# [Goal]
Below is a block of records; repeat each one exactly.

# [Task material]
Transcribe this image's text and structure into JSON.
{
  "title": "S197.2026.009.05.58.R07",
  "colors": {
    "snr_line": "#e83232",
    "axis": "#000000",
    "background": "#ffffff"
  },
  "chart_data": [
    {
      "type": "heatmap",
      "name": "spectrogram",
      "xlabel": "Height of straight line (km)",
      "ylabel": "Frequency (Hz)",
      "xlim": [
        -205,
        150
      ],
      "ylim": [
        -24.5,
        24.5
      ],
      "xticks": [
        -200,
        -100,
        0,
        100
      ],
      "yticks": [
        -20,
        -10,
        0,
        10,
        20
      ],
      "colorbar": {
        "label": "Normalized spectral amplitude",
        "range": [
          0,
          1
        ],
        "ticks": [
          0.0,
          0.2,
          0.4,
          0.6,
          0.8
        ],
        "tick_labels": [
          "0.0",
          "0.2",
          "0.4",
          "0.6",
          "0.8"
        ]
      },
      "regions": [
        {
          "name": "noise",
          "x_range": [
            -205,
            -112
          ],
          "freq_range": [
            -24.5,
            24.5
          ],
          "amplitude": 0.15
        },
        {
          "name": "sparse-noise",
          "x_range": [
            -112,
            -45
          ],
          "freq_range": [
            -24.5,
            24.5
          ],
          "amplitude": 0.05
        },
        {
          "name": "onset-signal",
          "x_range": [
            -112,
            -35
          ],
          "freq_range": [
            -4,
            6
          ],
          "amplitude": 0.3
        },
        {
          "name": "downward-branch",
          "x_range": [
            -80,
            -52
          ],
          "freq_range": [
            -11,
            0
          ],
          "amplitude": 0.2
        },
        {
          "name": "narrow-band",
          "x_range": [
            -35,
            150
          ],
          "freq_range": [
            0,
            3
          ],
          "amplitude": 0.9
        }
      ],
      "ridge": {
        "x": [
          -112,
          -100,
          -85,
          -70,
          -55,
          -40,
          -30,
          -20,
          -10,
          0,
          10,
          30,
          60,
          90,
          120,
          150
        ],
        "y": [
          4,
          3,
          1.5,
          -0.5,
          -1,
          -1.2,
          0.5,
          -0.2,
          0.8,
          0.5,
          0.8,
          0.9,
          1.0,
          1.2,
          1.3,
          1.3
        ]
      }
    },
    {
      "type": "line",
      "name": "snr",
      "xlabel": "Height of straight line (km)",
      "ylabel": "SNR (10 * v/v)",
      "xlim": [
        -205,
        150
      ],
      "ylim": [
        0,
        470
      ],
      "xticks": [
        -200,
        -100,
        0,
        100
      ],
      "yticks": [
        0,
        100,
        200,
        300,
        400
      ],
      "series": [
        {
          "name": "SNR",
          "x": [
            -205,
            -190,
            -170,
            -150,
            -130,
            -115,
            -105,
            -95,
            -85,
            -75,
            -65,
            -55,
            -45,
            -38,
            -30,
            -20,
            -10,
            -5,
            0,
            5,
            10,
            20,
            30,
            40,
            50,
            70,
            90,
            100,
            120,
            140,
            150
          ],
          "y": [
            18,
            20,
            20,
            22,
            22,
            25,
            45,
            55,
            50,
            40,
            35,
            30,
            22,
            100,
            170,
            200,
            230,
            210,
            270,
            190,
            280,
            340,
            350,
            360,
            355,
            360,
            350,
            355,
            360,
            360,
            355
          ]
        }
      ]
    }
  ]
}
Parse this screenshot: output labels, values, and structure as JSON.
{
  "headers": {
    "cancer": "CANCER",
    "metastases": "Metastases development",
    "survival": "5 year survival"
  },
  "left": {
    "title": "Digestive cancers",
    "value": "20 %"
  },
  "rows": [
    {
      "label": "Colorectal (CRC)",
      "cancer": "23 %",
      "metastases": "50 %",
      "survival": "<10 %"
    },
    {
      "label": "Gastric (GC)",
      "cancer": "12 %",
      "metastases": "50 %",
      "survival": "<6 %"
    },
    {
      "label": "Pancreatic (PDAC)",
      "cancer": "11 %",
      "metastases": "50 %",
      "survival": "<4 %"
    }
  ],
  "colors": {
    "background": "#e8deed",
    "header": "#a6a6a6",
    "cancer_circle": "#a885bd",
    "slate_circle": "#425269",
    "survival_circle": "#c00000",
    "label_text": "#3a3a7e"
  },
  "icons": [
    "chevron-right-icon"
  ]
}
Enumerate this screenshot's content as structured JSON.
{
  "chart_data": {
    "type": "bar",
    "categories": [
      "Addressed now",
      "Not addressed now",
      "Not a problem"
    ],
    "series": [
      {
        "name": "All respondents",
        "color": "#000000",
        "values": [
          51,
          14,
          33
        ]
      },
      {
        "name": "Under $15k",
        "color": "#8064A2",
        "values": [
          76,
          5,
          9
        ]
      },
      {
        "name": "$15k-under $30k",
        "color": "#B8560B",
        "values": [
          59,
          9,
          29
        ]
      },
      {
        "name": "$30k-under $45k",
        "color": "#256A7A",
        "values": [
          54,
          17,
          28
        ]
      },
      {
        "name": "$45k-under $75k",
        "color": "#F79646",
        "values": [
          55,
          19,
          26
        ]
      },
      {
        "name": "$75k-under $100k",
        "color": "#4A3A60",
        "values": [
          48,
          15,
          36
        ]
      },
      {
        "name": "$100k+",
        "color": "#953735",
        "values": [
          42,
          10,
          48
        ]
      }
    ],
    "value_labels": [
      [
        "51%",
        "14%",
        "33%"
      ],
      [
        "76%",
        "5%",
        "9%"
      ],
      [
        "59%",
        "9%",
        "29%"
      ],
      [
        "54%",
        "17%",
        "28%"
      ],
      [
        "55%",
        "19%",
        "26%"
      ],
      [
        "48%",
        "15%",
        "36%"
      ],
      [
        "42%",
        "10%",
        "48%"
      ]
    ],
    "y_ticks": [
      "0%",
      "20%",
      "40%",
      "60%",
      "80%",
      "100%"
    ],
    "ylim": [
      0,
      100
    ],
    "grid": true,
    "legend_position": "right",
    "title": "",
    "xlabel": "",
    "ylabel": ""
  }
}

# [Finished answer]
Transcribe this image's text and structure into JSON.
{
  "title": "S197.2026.009.05.58.R07",
  "colors": {
    "snr_line": "#e83232",
    "axis": "#000000",
    "background": "#ffffff"
  },
  "chart_data": [
    {
      "type": "heatmap",
      "name": "spectrogram",
      "xlabel": "Height of straight line (km)",
      "ylabel": "Frequency (Hz)",
      "xlim": [
        -205,
        150
      ],
      "ylim": [
        -24.5,
        24.5
      ],
      "xticks": [
        -200,
        -100,
        0,
        100
      ],
      "yticks": [
        -20,
        -10,
        0,
        10,
        20
      ],
      "colorbar": {
        "label": "Normalized spectral amplitude",
        "range": [
          0,
          1
        ],
        "ticks": [
          0.0,
          0.2,
          0.4,
          0.6,
          0.8
        ],
        "tick_labels": [
          "0.0",
          "0.2",
          "0.4",
          "0.6",
          "0.8"
        ]
      },
      "regions": [
        {
          "name": "noise",
          "x_range": [
            -205,
            -112
          ],
          "freq_range": [
            -24.5,
            24.5
          ],
          "amplitude": 0.15
        },
        {
          "name": "sparse-noise",
          "x_range": [
            -112,
            -45
          ],
          "freq_range": [
            -24.5,
            24.5
          ],
          "amplitude": 0.05
        },
        {
          "name": "onset-signal",
          "x_range": [
            -112,
            -35
          ],
          "freq_range": [
            -4,
            6
          ],
          "amplitude": 0.3
        },
        {
          "name": "downward-branch",
          "x_range": [
            -80,
            -52
          ],
          "freq_range": [
            -11,
            0
          ],
          "amplitude": 0.2
        },
        {
          "name": "narrow-band",
          "x_range": [
            -35,
            150
          ],
          "freq_range": [
            0,
            3
          ],
          "amplitude": 0.9
        }
      ],
      "ridge": {
        "x": [
          -112,
          -100,
          -85,
          -70,
          -55,
          -40,
          -30,
          -20,
          -10,
          0,
          10,
          30,
          60,
          90,
          120,
          150
        ],
        "y": [
          4,
          3,
          1.5,
          -0.5,
          -1,
          -1.2,
          0.5,
          -0.2,
          0.8,
          0.5,
          0.8,
          0.9,
          1.0,
          1.2,
          1.3,
          1.3
        ]
      }
    },
    {
      "type": "line",
      "name": "snr",
      "xlabel": "Height of straight line (km)",
      "ylabel": "SNR (10 * v/v)",
      "xlim": [
        -205,
        150
      ],
      "ylim": [
        0,
        470
      ],
      "xticks": [
        -200,
        -100,
        0,
        100
      ],
      "yticks": [
        0,
        100,
        200,
        300,
        400
      ],
      "series": [
        {
          "name": "SNR",
          "x": [
            -205,
            -190,
            -170,
            -150,
            -130,
            -115,
            -105,
            -95,
            -85,
            -75,
            -65,
            -55,
            -45,
            -38,
            -30,
            -20,
            -10,
            -5,
            0,
            5,
            10,
            20,
            30,
            40,
            50,
            70,
            90,
            100,
            120,
            140,
            150
          ],
          "y": [
            18,
            20,
            20,
            22,
            22,
            25,
            45,
            55,
            50,
            40,
            35,
            30,
            22,
            100,
            170,
            200,
            230,
            210,
            270,
            190,
            280,
            340,
            350,
            360,
            355,
            360,
            350,
            355,
            360,
            360,
            355
          ]
        }
      ]
    }
  ]
}
Parse this screenshot: output labels, values, and structure as JSON.
{
  "headers": {
    "cancer": "CANCER",
    "metastases": "Metastases development",
    "survival": "5 year survival"
  },
  "left": {
    "title": "Digestive cancers",
    "value": "20 %"
  },
  "rows": [
    {
      "label": "Colorectal (CRC)",
      "cancer": "23 %",
      "metastases": "50 %",
      "survival": "<10 %"
    },
    {
      "label": "Gastric (GC)",
      "cancer": "12 %",
      "metastases": "50 %",
      "survival": "<6 %"
    },
    {
      "label": "Pancreatic (PDAC)",
      "cancer": "11 %",
      "metastases": "50 %",
      "survival": "<4 %"
    }
  ],
  "colors": {
    "background": "#e8deed",
    "header": "#a6a6a6",
    "cancer_circle": "#a885bd",
    "slate_circle": "#425269",
    "survival_circle": "#c00000",
    "label_text": "#3a3a7e"
  },
  "icons": [
    "chevron-right-icon"
  ]
}
Enumerate this screenshot's content as structured JSON.
{
  "chart_data": {
    "type": "bar",
    "categories": [
      "Addressed now",
      "Not addressed now",
      "Not a problem"
    ],
    "series": [
      {
        "name": "All respondents",
        "color": "#000000",
        "values": [
          51,
          14,
          33
        ]
      },
      {
        "name": "Under $15k",
        "color": "#8064A2",
        "values": [
          76,
          5,
          9
        ]
      },
      {
        "name": "$15k-under $30k",
        "color": "#B8560B",
        "values": [
          59,
          9,
          29
        ]
      },
      {
        "name": "$30k-under $45k",
        "color": "#256A7A",
        "values": [
          54,
          17,
          28
        ]
      },
      {
        "name": "$45k-under $75k",
        "color": "#F79646",
        "values": [
          55,
          19,
          26
        ]
      },
      {
        "name": "$75k-under $100k",
        "color": "#4A3A60",
        "values": [
          48,
          15,
          36
        ]
      },
      {
        "name": "$100k+",
        "color": "#953735",
        "values": [
          42,
          10,
          48
        ]
      }
    ],
    "value_labels": [
      [
        "51%",
        "14%",
        "33%"
      ],
      [
        "76%",
        "5%",
        "9%"
      ],
      [
        "59%",
        "9%",
        "29%"
      ],
      [
        "54%",
        "17%",
        "28%"
      ],
      [
        "55%",
        "19%",
        "26%"
      ],
      [
        "48%",
        "15%",
        "36%"
      ],
      [
        "42%",
        "10%",
        "48%"
      ]
    ],
    "y_ticks": [
      "0%",
      "20%",
      "40%",
      "60%",
      "80%",
      "100%"
    ],
    "ylim": [
      0,
      100
    ],
    "grid": true,
    "legend_position": "right",
    "title": "",
    "xlabel": "",
    "ylabel": ""
  }
}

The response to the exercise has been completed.